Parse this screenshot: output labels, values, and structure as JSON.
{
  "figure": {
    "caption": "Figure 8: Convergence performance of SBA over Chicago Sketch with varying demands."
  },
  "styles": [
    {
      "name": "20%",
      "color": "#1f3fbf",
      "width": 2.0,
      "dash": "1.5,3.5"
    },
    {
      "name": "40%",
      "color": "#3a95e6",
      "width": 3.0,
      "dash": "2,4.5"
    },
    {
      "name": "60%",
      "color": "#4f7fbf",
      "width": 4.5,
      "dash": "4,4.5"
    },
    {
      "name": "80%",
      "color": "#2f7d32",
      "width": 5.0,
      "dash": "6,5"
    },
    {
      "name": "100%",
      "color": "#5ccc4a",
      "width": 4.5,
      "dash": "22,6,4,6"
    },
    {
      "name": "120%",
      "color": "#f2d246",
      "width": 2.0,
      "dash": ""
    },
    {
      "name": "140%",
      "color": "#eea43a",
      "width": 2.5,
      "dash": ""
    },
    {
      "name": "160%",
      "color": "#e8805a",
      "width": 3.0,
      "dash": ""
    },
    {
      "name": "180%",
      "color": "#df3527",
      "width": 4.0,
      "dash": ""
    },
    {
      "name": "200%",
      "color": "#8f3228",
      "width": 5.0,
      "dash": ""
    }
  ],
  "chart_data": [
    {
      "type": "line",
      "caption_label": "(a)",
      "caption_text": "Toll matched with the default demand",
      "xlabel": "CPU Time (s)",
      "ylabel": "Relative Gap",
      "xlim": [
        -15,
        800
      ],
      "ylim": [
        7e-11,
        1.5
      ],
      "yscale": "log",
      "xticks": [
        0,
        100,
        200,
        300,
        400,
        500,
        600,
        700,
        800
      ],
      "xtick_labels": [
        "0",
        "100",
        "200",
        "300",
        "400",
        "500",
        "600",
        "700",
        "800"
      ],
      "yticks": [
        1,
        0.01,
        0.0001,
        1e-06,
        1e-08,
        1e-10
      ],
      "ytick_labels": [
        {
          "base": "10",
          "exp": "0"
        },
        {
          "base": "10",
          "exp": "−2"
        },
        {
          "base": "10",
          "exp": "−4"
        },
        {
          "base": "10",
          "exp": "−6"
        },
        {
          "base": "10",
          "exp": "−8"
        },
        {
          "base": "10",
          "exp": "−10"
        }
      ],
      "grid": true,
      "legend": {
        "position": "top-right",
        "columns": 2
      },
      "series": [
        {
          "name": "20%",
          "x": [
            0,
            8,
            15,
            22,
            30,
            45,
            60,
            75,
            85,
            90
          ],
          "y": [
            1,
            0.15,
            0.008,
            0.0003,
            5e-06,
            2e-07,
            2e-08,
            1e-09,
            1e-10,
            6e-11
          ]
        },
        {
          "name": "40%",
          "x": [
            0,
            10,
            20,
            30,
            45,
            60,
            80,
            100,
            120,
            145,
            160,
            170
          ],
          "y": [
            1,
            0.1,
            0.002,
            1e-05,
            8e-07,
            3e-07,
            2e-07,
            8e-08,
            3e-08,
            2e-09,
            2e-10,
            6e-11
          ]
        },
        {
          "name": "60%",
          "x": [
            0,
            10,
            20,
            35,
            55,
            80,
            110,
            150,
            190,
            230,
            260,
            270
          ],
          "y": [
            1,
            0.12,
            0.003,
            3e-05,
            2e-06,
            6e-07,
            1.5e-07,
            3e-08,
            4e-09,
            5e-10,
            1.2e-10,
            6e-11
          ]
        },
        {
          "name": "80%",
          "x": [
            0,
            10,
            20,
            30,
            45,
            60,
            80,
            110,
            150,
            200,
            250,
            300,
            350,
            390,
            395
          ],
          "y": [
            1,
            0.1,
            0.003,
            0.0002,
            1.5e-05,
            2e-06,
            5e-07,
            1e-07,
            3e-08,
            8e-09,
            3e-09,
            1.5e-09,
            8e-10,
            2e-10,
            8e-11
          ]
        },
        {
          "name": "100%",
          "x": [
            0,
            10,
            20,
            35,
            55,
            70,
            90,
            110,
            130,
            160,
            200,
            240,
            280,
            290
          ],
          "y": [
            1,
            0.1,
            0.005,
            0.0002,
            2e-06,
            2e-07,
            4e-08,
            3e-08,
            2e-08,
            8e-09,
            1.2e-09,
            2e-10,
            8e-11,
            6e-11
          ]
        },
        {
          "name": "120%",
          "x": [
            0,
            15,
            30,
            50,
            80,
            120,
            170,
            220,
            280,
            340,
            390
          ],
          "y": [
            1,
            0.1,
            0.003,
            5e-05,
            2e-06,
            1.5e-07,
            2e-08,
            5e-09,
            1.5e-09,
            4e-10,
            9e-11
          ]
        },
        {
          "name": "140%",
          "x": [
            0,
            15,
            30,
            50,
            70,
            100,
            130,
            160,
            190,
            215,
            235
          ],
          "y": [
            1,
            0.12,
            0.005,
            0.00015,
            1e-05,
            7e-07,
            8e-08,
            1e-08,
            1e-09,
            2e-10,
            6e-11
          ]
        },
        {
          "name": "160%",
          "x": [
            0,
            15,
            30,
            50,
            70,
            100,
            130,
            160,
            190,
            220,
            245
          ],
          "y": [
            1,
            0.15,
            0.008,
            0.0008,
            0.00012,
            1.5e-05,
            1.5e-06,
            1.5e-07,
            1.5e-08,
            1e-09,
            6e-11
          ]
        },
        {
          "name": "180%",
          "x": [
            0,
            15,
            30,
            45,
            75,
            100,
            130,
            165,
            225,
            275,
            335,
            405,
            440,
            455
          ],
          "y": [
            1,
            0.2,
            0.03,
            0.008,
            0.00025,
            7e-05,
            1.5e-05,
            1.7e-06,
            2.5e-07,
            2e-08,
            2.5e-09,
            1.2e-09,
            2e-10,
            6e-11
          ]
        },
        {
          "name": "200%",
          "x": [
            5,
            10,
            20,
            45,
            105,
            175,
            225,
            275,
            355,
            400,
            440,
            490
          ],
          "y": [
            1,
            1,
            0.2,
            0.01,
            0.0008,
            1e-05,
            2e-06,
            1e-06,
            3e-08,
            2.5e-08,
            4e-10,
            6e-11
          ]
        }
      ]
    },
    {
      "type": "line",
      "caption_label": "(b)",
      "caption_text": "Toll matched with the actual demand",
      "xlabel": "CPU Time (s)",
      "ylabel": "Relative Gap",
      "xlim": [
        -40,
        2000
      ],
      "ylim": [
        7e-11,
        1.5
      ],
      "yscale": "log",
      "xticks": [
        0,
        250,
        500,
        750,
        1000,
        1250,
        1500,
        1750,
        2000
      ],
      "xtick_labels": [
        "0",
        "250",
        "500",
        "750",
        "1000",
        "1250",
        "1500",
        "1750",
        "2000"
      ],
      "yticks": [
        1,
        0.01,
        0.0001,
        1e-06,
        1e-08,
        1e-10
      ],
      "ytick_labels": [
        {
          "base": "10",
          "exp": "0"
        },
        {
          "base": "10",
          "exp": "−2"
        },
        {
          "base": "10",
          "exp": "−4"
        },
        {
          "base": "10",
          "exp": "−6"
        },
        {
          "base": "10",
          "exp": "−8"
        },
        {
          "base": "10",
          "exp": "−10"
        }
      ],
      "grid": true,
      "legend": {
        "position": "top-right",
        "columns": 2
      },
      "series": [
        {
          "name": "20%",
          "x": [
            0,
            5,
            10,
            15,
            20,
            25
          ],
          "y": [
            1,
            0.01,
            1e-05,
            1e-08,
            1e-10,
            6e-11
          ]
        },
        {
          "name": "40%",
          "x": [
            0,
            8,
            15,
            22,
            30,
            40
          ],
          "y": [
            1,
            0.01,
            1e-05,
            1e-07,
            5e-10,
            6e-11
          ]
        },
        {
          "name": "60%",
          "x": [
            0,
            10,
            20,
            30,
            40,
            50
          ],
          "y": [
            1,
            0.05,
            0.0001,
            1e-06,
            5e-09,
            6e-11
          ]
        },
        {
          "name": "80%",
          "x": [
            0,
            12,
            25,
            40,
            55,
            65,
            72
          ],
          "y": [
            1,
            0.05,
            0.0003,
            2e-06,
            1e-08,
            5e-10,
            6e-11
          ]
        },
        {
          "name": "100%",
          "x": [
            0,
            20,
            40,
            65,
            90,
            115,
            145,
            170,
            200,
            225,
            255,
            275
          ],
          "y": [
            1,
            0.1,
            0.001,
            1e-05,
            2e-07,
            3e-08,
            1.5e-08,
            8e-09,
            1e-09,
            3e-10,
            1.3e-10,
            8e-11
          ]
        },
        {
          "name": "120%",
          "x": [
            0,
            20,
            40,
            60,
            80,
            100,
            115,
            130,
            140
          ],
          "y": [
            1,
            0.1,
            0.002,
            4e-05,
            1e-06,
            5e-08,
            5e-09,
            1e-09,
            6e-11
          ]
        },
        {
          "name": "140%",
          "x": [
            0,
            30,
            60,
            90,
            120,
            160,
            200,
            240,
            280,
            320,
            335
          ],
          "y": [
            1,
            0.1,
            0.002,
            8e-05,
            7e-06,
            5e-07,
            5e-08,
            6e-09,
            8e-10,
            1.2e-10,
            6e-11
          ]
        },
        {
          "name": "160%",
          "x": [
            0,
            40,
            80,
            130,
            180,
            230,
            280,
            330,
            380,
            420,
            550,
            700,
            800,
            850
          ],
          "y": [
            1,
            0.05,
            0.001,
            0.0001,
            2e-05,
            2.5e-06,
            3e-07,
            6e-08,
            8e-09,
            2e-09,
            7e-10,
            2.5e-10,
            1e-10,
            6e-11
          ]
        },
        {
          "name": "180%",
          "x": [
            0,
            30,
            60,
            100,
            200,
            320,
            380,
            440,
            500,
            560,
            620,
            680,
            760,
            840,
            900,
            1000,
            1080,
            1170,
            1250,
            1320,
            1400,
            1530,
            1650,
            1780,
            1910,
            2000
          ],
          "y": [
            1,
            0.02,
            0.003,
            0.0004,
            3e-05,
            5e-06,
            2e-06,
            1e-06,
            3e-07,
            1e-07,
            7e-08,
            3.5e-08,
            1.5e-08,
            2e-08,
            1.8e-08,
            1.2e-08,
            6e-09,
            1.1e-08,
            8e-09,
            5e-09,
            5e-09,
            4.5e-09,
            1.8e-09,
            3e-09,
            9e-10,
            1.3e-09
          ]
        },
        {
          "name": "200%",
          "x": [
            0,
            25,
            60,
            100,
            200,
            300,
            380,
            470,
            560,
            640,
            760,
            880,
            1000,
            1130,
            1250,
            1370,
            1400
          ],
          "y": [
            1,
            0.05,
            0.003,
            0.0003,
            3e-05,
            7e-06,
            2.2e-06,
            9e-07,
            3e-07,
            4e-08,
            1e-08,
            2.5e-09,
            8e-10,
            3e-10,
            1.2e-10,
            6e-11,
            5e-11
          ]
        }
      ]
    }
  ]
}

**WHAT IS BEING ASKED**
Each line in the listing above that contains "with" should be copied.

**EXERCISE OUTPUT**
    "caption": "Figure 8: Convergence performance of SBA over Chicago Sketch with varying demands."
      "caption_text": "Toll matched with the default demand",
      "caption_text": "Toll matched with the actual demand",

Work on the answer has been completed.